Data lines:

____

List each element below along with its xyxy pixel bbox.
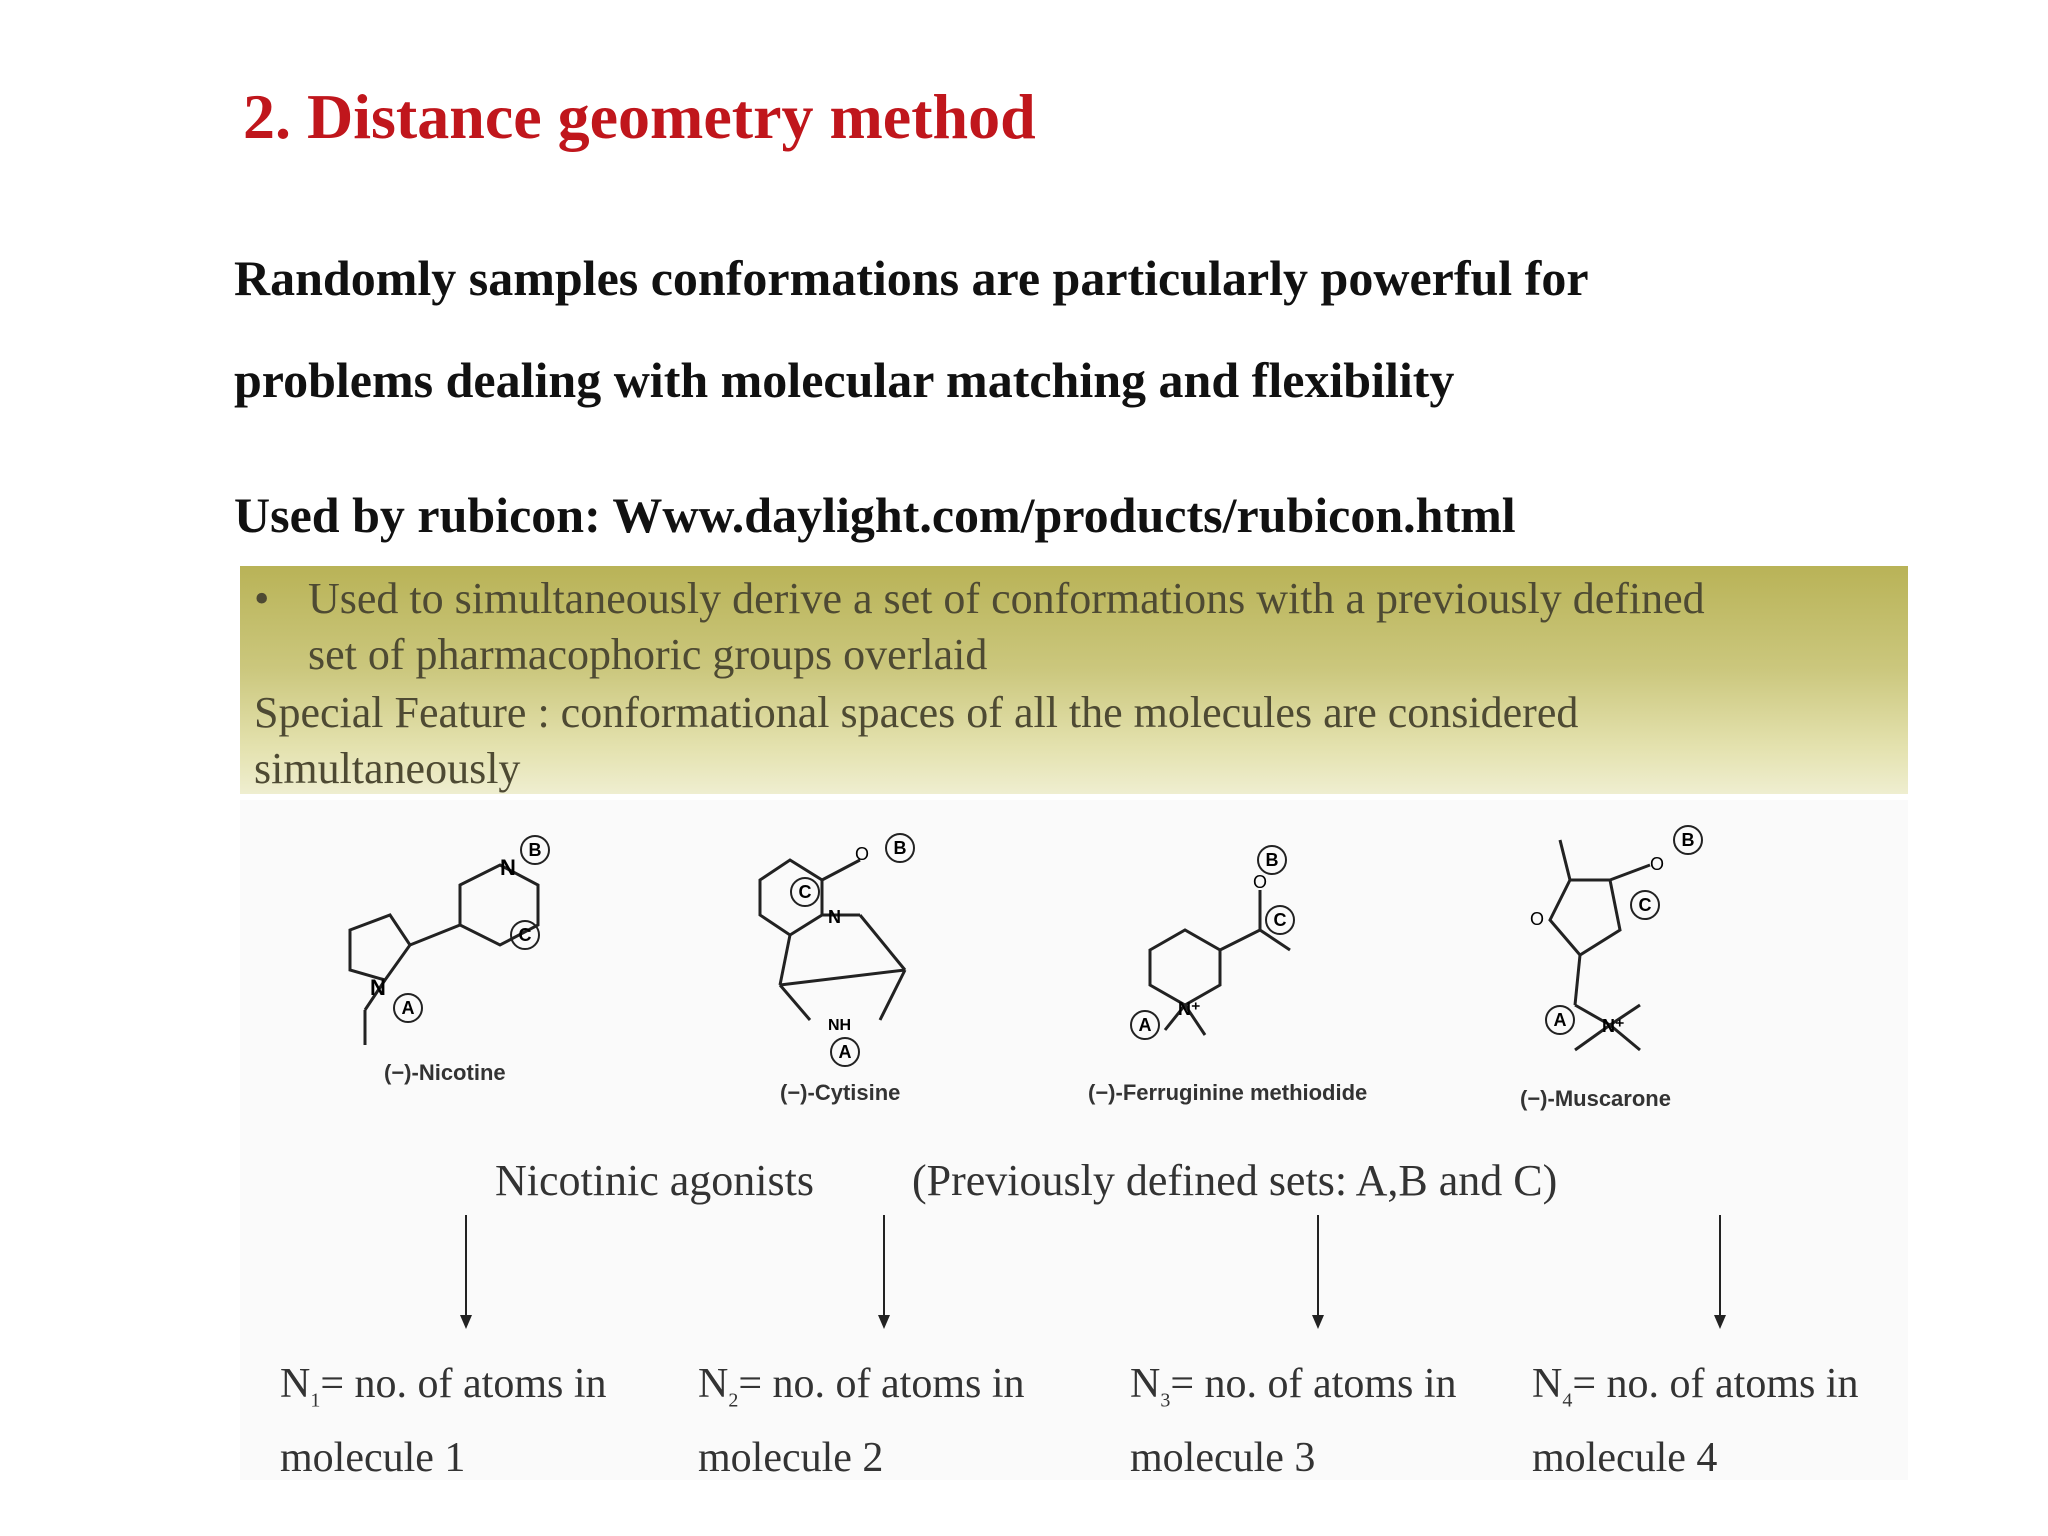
band-line-3: Special Feature : conformational spaces of all the molecules are considered (254, 688, 1579, 737)
atom-count-label-4: $N_4=$ no. of atoms in molecule 4 (1532, 1361, 1859, 1482)
atom-o: O (1650, 854, 1665, 874)
atom-nh: NH (828, 1017, 852, 1034)
atom-o: O (1253, 872, 1268, 892)
muscarone-structure (1530, 820, 1730, 1080)
band-line-1: Used to simultaneously derive a set of conformations with a previously defined (308, 574, 1705, 623)
cytisine-structure (740, 820, 940, 1080)
molecule-label-1: (−)-Nicotine (384, 1060, 506, 1085)
band-line-4: simultaneously (254, 744, 521, 793)
atom-count-label-2: $N_2=$ no. of atoms in molecule 2 (698, 1361, 1025, 1482)
caption-sets: (Previously defined sets: A,B and C) (912, 1156, 1558, 1205)
caption-agonists: Nicotinic agonists (495, 1156, 814, 1205)
atom-n: N (500, 855, 516, 880)
pharmacophore-a-icon: A (838, 1042, 852, 1062)
pharmacophore-a-icon: A (1553, 1010, 1567, 1030)
atom-n: N⁺ (1602, 1016, 1625, 1036)
slide-title: 2. Distance geometry method (243, 81, 1036, 152)
bullet-icon: • (254, 574, 270, 623)
ferruginine-structure (1120, 840, 1320, 1070)
atom-n: N (828, 907, 841, 927)
atom-o: O (1530, 909, 1545, 929)
pharmacophore-c-icon: C (518, 925, 532, 945)
molecule-label-3: (−)-Ferruginine methiodide (1088, 1080, 1368, 1105)
pharmacophore-c-icon: C (1273, 910, 1287, 930)
band-line-2: set of pharmacophoric groups overlaid (308, 630, 988, 679)
atom-n: N⁺ (1178, 999, 1201, 1019)
pharmacophore-b-icon: B (893, 838, 907, 858)
pharmacophore-a-icon: A (1138, 1015, 1152, 1035)
pharmacophore-b-icon: B (1681, 830, 1695, 850)
molecule-label-2: (−)-Cytisine (780, 1080, 901, 1105)
atom-count-label-3: $N_3=$ no. of atoms in molecule 3 (1130, 1361, 1457, 1482)
atom-count-label-1: $N_1=$ no. of atoms in molecule 1 (280, 1361, 607, 1482)
pharmacophore-b-icon: B (528, 840, 542, 860)
pharmacophore-a-icon: A (401, 998, 415, 1018)
pharmacophore-c-icon: C (798, 882, 812, 902)
down-arrow-icon (874, 1215, 894, 1330)
nicotine-structure (320, 820, 580, 1050)
pharmacophore-c-icon: C (1638, 895, 1652, 915)
paragraph-2: problems dealing with molecular matching and flexibility (234, 352, 1455, 408)
down-arrow-icon (1308, 1215, 1328, 1330)
atom-o: O (855, 844, 870, 864)
pharmacophore-b-icon: B (1265, 850, 1279, 870)
paragraph-3: Used by rubicon: Www.daylight.com/products/rubicon.html (234, 487, 1516, 543)
molecule-label-4: (−)-Muscarone (1520, 1086, 1671, 1111)
highlight-band (240, 566, 1908, 794)
atom-n: N (370, 975, 386, 1000)
down-arrow-icon (1710, 1215, 1730, 1330)
paragraph-1: Randomly samples conformations are particularly powerful for (234, 250, 1589, 306)
down-arrow-icon (456, 1215, 476, 1330)
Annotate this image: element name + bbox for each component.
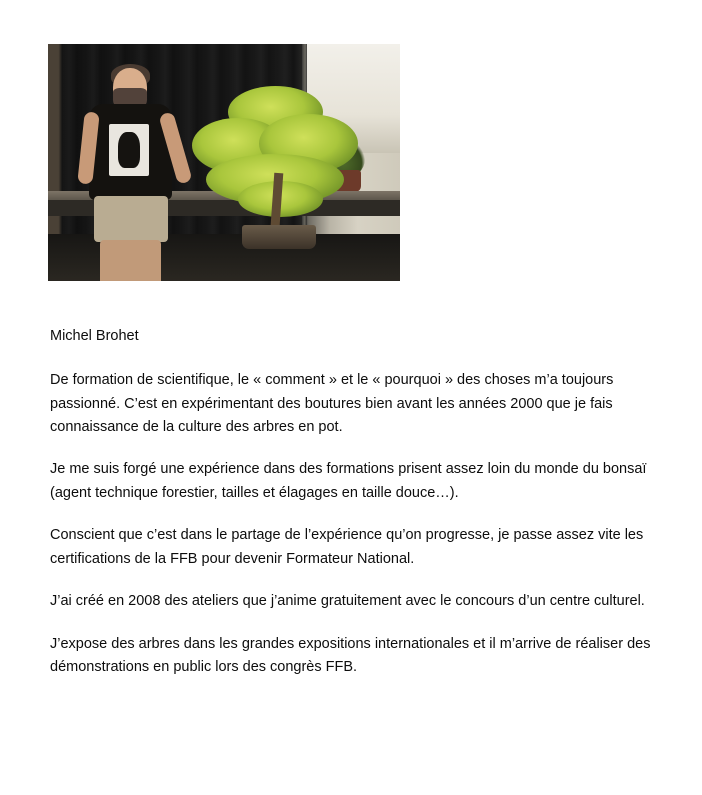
author-name: Michel Brohet bbox=[50, 328, 139, 344]
paragraph-5: J’expose des arbres dans les grandes expositions internationales et il m’arrive de réaliser des démonstrations en public lors des congrès FFB. bbox=[50, 635, 651, 676]
person-shorts bbox=[94, 196, 168, 242]
bonsai-tree bbox=[189, 82, 365, 281]
paragraph-3: Conscient que c’est dans le partage de l’expérience qu’on progresse, je passe assez vite les certifications de la FFB pour devenir Formateur National. bbox=[50, 527, 644, 567]
person-figure bbox=[76, 68, 185, 281]
tshirt-print bbox=[109, 124, 149, 176]
photo-background bbox=[48, 44, 400, 281]
person-legs bbox=[100, 240, 161, 281]
bonsai-pot bbox=[242, 225, 316, 249]
paragraph-4: J’ai créé en 2008 des ateliers que j’anime gratuitement avec le concours d’un centre culturel. bbox=[50, 593, 645, 610]
bonsai-photo bbox=[48, 44, 400, 281]
paragraph-2: Je me suis forgé une expérience dans des formations prisent assez loin du monde du bonsaï (agent technique forestier, tailles et élagages en taille douce…). bbox=[50, 461, 647, 501]
document-body bbox=[50, 326, 654, 680]
paragraph-1: De formation de scientifique, le « comment » et le « pourquoi » des choses m’a toujours passionné. C’est en expérimentant des boutures bien avant les années 2000 que je fais connaissance de la culture des arbres en pot. bbox=[50, 372, 614, 435]
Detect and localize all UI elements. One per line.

____

Exercise description: Print every line of the listing above again with no changes, leaving out the pictures.

Solution:
List each element below along with its xyxy pixel bbox.
band-line-3: Special Feature : conformational spaces of all the molecules are considered (254, 688, 1579, 737)
atom-count-label-4: $N_4=$ no. of atoms in molecule 4 (1532, 1361, 1859, 1482)
atom-o: O (1650, 854, 1665, 874)
atom-nh: NH (828, 1017, 852, 1034)
atom-o: O (1253, 872, 1268, 892)
muscarone-structure (1530, 820, 1730, 1080)
band-line-1: Used to simultaneously derive a set of conformations with a previously defined (308, 574, 1705, 623)
cytisine-structure (740, 820, 940, 1080)
molecule-label-1: (−)-Nicotine (384, 1060, 506, 1085)
band-line-4: simultaneously (254, 744, 521, 793)
atom-count-label-2: $N_2=$ no. of atoms in molecule 2 (698, 1361, 1025, 1482)
caption-sets: (Previously defined sets: A,B and C) (912, 1156, 1558, 1205)
caption-agonists: Nicotinic agonists (495, 1156, 814, 1205)
atom-n: N (500, 855, 516, 880)
pharmacophore-a-icon: A (838, 1042, 852, 1062)
pharmacophore-a-icon: A (1553, 1010, 1567, 1030)
atom-n: N⁺ (1602, 1016, 1625, 1036)
slide-title: 2. Distance geometry method (243, 81, 1036, 152)
bullet-icon: • (254, 574, 270, 623)
ferruginine-structure (1120, 840, 1320, 1070)
atom-n: N (828, 907, 841, 927)
atom-o: O (1530, 909, 1545, 929)
pharmacophore-c-icon: C (518, 925, 532, 945)
molecule-label-3: (−)-Ferruginine methiodide (1088, 1080, 1368, 1105)
pharmacophore-c-icon: C (1273, 910, 1287, 930)
band-line-2: set of pharmacophoric groups overlaid (308, 630, 988, 679)
atom-n: N⁺ (1178, 999, 1201, 1019)
pharmacophore-b-icon: B (893, 838, 907, 858)
pharmacophore-a-icon: A (1138, 1015, 1152, 1035)
pharmacophore-b-icon: B (1681, 830, 1695, 850)
molecule-label-2: (−)-Cytisine (780, 1080, 901, 1105)
atom-count-label-3: $N_3=$ no. of atoms in molecule 3 (1130, 1361, 1457, 1482)
atom-count-label-1: $N_1=$ no. of atoms in molecule 1 (280, 1361, 607, 1482)
pharmacophore-b-icon: B (528, 840, 542, 860)
pharmacophore-a-icon: A (401, 998, 415, 1018)
pharmacophore-c-icon: C (798, 882, 812, 902)
down-arrow-icon (874, 1215, 894, 1330)
nicotine-structure (320, 820, 580, 1050)
pharmacophore-c-icon: C (1638, 895, 1652, 915)
paragraph-2: problems dealing with molecular matching and flexibility (234, 352, 1455, 408)
down-arrow-icon (1308, 1215, 1328, 1330)
atom-o: O (855, 844, 870, 864)
pharmacophore-b-icon: B (1265, 850, 1279, 870)
paragraph-3: Used by rubicon: Www.daylight.com/products/rubicon.html (234, 487, 1516, 543)
molecule-label-4: (−)-Muscarone (1520, 1086, 1671, 1111)
highlight-band (240, 566, 1908, 794)
atom-n: N (370, 975, 386, 1000)
down-arrow-icon (1710, 1215, 1730, 1330)
paragraph-1: Randomly samples conformations are particularly powerful for (234, 250, 1589, 306)
down-arrow-icon (456, 1215, 476, 1330)
Annotate this image: element name + bbox for each component.
author-name: Michel Brohet bbox=[50, 328, 139, 344]
paragraph-5: J’expose des arbres dans les grandes expositions internationales et il m’arrive de réaliser des démonstrations en public lors des congrès FFB. bbox=[50, 635, 651, 676]
person-shorts bbox=[94, 196, 168, 242]
bonsai-tree bbox=[189, 82, 365, 281]
paragraph-3: Conscient que c’est dans le partage de l’expérience qu’on progresse, je passe assez vite les certifications de la FFB pour devenir Formateur National. bbox=[50, 527, 644, 567]
person-figure bbox=[76, 68, 185, 281]
tshirt-print bbox=[109, 124, 149, 176]
photo-background bbox=[48, 44, 400, 281]
person-legs bbox=[100, 240, 161, 281]
bonsai-pot bbox=[242, 225, 316, 249]
paragraph-4: J’ai créé en 2008 des ateliers que j’anime gratuitement avec le concours d’un centre culturel. bbox=[50, 593, 645, 610]
bonsai-photo bbox=[48, 44, 400, 281]
paragraph-2: Je me suis forgé une expérience dans des formations prisent assez loin du monde du bonsaï (agent technique forestier, tailles et élagages en taille douce…). bbox=[50, 461, 647, 501]
document-body bbox=[50, 326, 654, 680]
paragraph-1: De formation de scientifique, le « comment » et le « pourquoi » des choses m’a toujours passionné. C’est en expérimentant des boutures bien avant les années 2000 que je fais connaissance de la culture des arbres en pot. bbox=[50, 372, 614, 435]
Detect and localize all UI elements. One per line.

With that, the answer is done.